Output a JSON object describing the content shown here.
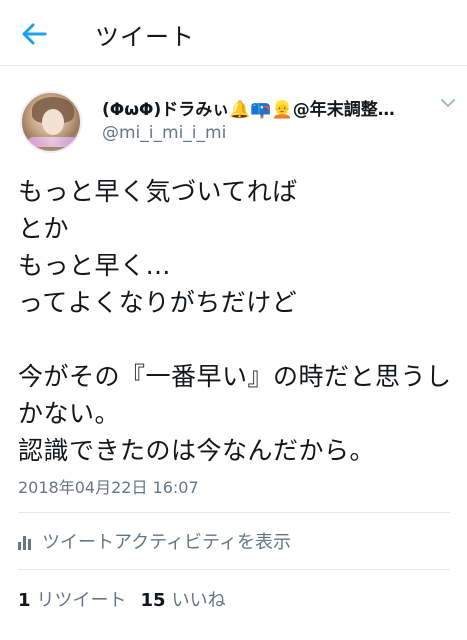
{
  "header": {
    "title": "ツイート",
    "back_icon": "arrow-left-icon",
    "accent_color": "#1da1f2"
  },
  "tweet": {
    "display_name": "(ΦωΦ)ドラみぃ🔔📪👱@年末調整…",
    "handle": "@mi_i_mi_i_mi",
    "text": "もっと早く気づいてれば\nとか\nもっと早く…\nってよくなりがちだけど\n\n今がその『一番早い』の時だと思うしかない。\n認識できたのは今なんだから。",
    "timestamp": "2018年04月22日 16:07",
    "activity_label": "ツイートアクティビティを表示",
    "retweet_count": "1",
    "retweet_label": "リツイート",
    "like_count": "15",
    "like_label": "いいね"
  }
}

^^^^

### Your objective
Omit every picture, then repeat the remaining data exactly as it appears above.

### Full solution
Output a JSON object describing the content shown here.
{
  "header": {
    "title": "ツイート",
    "back_icon": "arrow-left-icon",
    "accent_color": "#1da1f2"
  },
  "tweet": {
    "display_name": "(ΦωΦ)ドラみぃ🔔📪👱@年末調整…",
    "handle": "@mi_i_mi_i_mi",
    "text": "もっと早く気づいてれば\nとか\nもっと早く…\nってよくなりがちだけど\n\n今がその『一番早い』の時だと思うしかない。\n認識できたのは今なんだから。",
    "timestamp": "2018年04月22日 16:07",
    "activity_label": "ツイートアクティビティを表示",
    "retweet_count": "1",
    "retweet_label": "リツイート",
    "like_count": "15",
    "like_label": "いいね"
  }
}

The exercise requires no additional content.